Task details: Collect every line in the records below that contains the word "Charpy".

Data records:

= = = =

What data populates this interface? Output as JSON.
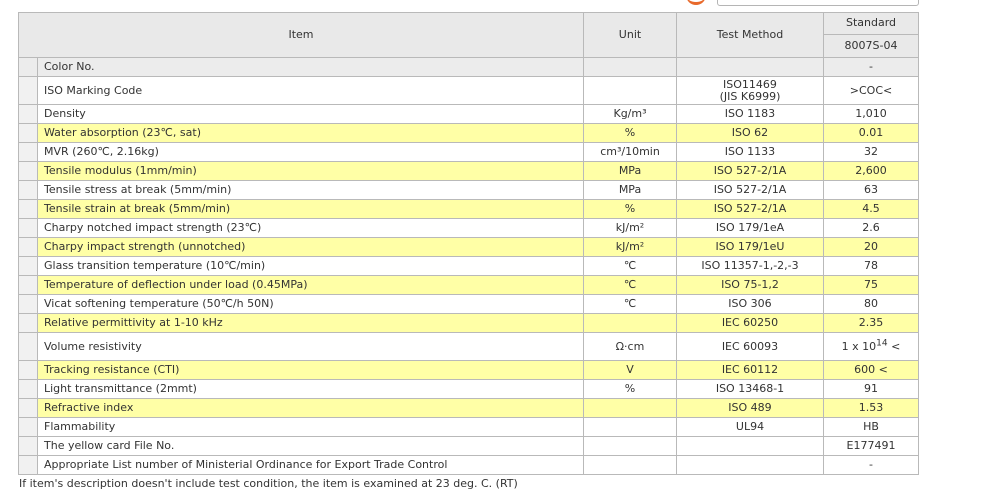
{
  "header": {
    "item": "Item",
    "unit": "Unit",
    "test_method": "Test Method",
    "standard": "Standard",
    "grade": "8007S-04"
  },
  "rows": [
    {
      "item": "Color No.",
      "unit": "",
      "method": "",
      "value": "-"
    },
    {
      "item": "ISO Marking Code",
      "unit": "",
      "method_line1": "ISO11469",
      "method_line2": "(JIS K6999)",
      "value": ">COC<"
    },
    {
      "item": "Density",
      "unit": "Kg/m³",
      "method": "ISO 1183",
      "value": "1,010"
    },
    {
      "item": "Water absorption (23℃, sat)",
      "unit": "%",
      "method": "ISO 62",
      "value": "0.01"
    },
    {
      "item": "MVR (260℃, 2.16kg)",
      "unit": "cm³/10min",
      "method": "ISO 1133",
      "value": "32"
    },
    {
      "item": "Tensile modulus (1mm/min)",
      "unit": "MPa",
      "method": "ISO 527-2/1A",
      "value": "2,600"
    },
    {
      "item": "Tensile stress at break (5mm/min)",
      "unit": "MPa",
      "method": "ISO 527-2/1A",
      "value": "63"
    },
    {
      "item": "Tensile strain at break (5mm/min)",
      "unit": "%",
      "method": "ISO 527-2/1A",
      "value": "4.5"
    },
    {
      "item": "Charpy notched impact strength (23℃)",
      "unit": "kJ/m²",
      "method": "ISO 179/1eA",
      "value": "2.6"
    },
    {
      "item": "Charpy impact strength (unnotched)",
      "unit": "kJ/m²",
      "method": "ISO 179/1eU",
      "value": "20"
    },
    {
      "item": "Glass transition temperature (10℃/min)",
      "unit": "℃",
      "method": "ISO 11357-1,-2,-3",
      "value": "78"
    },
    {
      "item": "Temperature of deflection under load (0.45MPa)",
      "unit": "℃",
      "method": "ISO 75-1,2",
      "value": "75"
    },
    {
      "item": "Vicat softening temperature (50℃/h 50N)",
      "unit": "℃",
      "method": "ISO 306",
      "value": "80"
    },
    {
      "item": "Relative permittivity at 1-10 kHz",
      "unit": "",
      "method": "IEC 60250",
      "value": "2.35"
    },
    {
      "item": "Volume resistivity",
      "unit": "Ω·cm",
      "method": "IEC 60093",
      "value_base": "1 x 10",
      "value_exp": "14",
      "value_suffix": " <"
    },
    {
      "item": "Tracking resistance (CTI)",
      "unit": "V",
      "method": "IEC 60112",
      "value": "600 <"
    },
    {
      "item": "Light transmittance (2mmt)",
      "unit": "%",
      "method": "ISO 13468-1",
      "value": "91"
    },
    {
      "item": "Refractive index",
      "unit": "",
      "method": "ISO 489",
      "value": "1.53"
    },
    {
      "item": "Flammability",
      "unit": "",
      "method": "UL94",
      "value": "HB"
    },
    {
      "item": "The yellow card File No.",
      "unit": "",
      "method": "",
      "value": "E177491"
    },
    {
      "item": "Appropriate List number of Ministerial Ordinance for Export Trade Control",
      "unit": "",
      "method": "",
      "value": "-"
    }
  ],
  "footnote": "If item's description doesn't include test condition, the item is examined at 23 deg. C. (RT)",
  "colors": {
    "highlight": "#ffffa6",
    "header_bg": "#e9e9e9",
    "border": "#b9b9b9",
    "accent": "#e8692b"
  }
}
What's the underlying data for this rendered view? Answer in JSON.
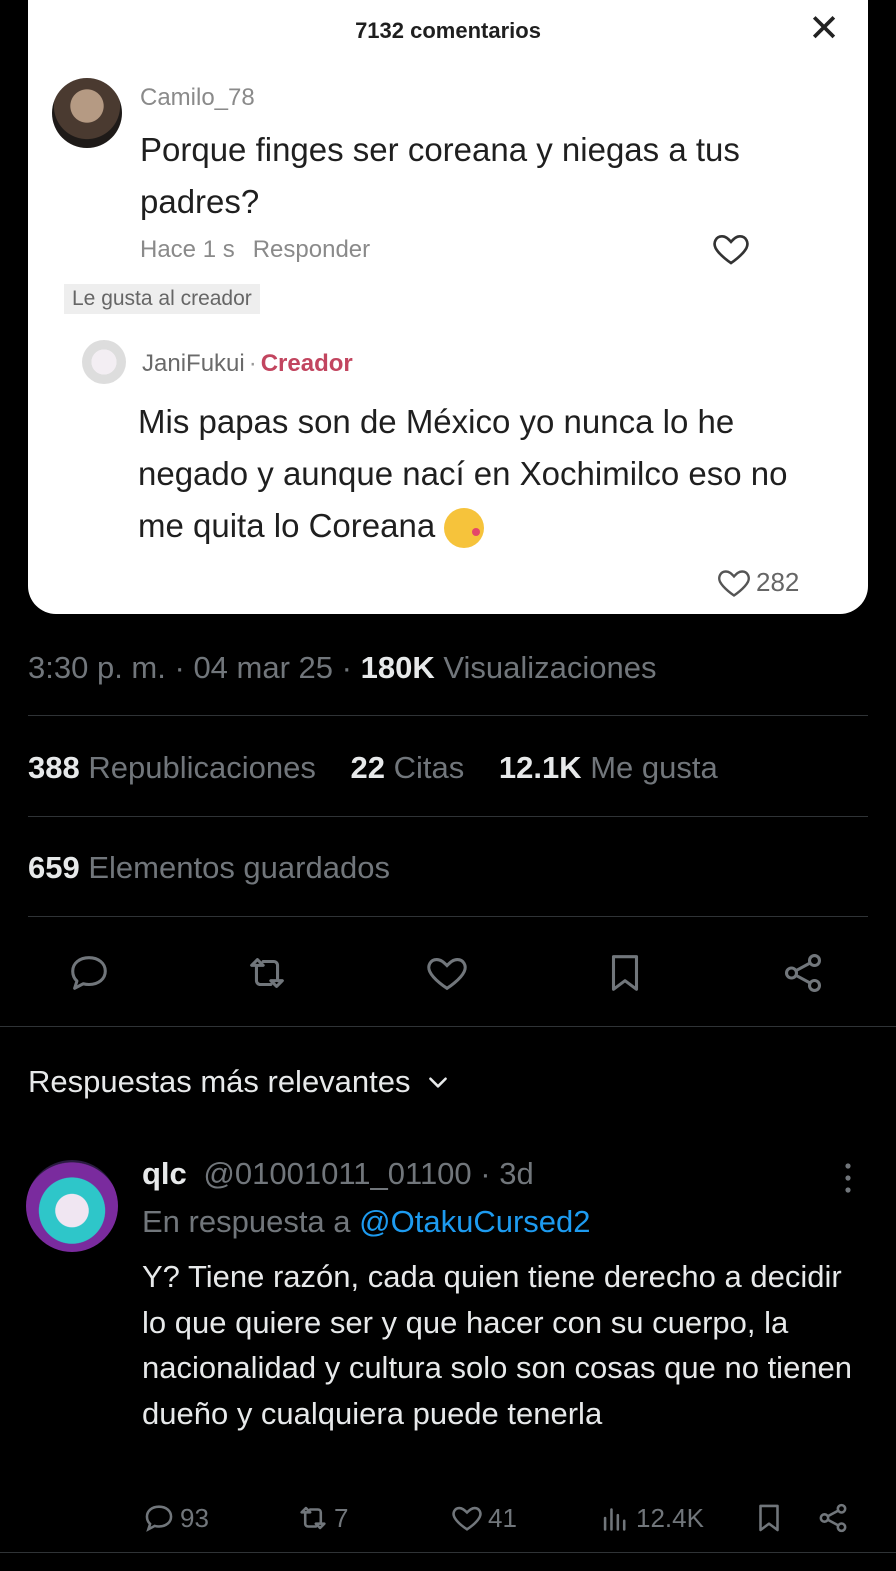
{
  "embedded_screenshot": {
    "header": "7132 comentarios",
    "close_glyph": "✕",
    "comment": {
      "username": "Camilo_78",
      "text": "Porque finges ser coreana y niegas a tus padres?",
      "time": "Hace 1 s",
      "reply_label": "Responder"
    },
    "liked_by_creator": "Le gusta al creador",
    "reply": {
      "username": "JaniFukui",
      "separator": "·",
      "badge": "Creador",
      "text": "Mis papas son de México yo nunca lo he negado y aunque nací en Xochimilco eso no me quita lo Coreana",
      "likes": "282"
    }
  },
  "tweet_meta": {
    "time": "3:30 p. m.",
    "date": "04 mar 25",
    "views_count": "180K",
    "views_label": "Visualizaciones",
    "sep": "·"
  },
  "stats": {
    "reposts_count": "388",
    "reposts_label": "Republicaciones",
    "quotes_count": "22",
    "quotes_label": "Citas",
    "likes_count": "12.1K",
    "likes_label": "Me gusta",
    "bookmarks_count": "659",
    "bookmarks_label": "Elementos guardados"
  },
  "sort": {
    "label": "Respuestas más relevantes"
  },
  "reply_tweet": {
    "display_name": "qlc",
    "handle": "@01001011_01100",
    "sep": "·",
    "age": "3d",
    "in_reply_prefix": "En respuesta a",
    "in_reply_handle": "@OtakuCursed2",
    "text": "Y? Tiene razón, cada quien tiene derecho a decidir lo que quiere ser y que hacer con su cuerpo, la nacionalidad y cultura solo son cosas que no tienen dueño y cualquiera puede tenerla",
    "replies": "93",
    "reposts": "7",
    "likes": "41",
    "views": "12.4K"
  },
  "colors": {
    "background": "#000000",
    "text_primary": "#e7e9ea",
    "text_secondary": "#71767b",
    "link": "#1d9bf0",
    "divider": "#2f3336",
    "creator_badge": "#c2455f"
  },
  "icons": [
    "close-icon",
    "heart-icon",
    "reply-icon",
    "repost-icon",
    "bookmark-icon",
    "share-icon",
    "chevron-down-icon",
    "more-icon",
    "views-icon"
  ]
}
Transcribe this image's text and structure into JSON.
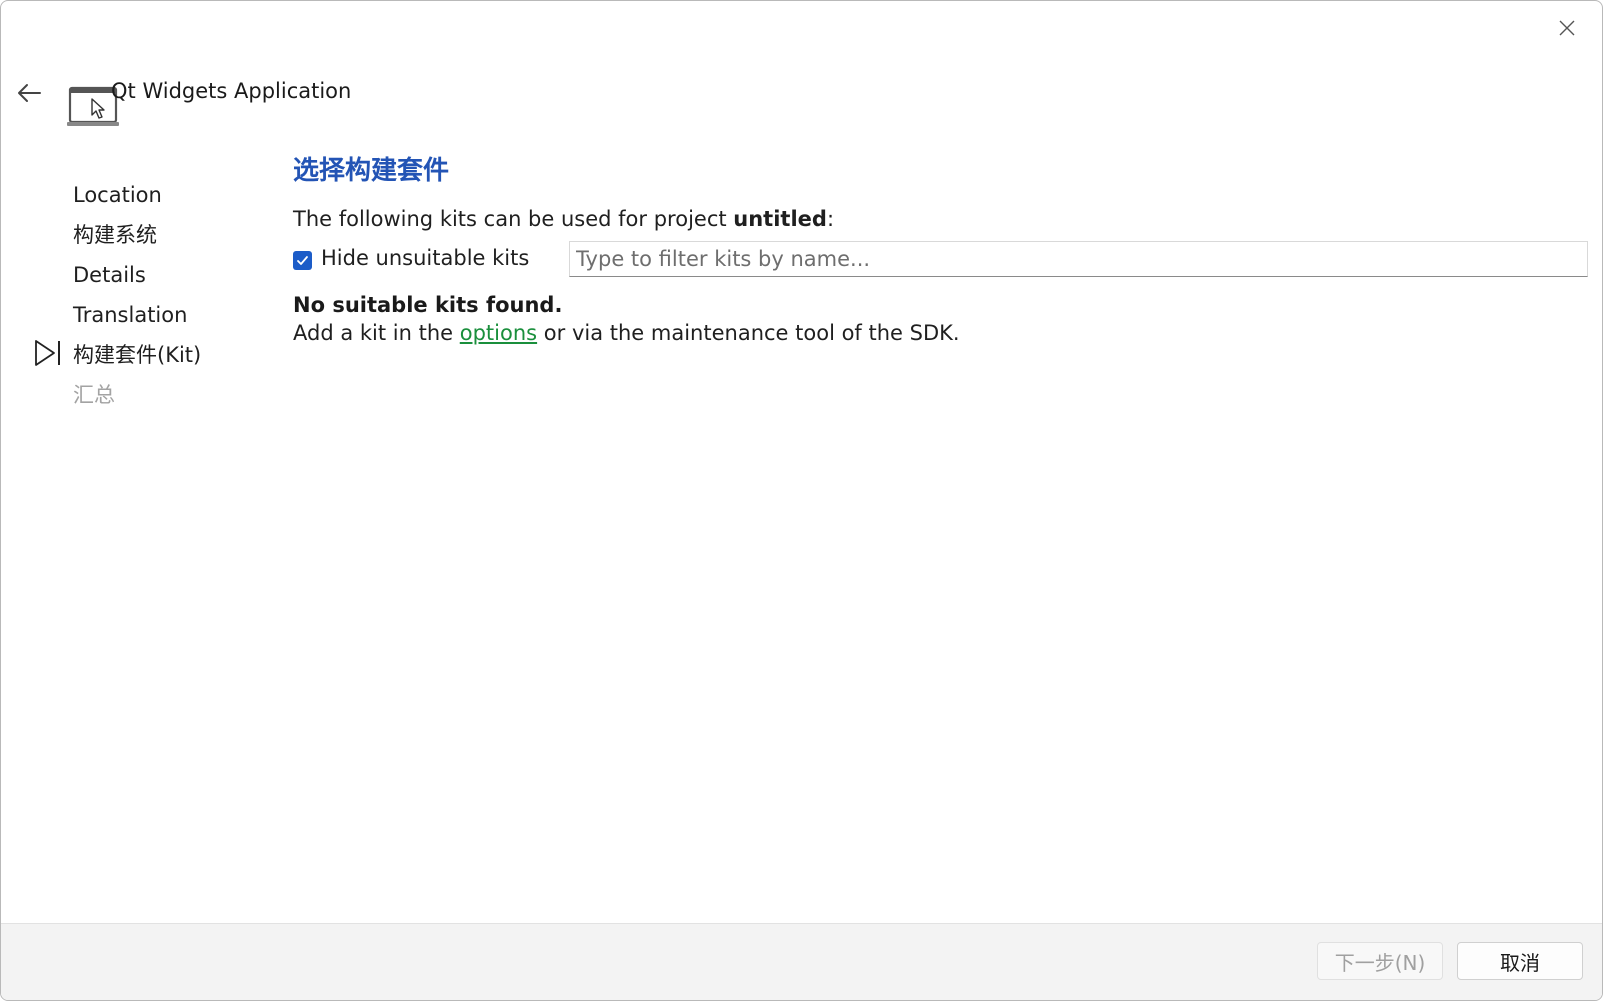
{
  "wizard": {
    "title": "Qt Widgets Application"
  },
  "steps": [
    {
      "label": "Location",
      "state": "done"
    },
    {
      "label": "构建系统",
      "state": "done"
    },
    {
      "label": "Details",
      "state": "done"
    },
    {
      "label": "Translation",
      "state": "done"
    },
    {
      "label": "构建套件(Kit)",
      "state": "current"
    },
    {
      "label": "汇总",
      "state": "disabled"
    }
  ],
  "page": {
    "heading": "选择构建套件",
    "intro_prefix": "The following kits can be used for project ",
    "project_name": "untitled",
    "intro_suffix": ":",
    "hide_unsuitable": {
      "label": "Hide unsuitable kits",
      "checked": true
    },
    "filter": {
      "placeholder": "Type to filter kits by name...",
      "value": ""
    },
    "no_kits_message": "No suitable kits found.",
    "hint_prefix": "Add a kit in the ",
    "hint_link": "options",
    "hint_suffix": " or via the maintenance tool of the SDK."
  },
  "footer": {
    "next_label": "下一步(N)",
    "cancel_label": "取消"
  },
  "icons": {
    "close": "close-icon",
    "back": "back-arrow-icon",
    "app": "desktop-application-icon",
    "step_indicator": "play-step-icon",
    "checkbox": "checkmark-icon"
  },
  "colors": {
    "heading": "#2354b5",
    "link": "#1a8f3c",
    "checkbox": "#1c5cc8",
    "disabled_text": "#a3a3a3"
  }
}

= = = =

Task response:
      "item": "Charpy notched impact strength (23℃)",
      "item": "Charpy impact strength (unnotched)",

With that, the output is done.